==== Working data

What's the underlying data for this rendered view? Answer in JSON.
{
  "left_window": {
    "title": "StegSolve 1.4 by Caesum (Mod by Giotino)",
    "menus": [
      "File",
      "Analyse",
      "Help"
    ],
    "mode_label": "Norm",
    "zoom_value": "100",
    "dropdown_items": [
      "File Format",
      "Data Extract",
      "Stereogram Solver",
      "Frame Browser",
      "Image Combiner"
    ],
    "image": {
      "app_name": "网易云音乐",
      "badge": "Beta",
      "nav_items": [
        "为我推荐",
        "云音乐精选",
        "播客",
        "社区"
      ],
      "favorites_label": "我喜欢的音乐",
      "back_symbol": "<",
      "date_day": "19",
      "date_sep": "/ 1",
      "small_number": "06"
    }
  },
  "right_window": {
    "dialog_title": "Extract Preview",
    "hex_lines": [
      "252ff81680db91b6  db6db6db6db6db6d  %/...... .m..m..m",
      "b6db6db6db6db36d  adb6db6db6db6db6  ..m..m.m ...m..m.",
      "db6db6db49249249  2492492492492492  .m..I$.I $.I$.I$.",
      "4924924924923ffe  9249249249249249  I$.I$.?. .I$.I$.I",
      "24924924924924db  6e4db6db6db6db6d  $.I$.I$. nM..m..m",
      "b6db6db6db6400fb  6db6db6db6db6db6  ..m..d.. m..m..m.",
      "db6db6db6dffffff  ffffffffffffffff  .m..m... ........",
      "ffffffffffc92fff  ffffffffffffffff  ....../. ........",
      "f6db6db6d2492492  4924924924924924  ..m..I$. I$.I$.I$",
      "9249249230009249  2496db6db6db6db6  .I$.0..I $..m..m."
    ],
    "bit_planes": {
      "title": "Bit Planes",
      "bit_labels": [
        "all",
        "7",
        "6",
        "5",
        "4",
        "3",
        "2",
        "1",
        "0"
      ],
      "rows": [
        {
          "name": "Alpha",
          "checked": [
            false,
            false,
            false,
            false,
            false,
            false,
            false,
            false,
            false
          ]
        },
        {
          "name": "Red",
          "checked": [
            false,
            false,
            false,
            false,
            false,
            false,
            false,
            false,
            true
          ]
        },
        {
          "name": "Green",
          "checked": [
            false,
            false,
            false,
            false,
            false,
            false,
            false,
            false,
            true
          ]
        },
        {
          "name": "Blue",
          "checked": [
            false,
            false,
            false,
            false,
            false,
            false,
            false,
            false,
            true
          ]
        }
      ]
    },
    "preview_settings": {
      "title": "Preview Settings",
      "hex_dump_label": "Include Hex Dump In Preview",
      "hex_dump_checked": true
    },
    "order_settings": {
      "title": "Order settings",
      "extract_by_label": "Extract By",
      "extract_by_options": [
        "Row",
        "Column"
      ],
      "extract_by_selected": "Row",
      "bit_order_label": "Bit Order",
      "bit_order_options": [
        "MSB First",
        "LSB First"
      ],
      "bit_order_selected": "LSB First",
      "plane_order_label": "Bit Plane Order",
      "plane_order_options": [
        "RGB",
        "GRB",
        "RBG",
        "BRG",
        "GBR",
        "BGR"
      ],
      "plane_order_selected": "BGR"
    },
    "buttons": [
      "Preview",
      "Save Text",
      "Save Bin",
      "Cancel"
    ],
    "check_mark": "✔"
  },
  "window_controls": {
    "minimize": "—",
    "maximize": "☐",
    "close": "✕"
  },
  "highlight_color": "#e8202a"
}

========

• [What you are asked to do] Locate and copy each line in the data above that includes the word "ffffffffffffffff".

• [Answer below]
      "db6db6db6dffffff  ffffffffffffffff  .m..m... ........",
      "ffffffffffc92fff  ffffffffffffffff  ....../. ........",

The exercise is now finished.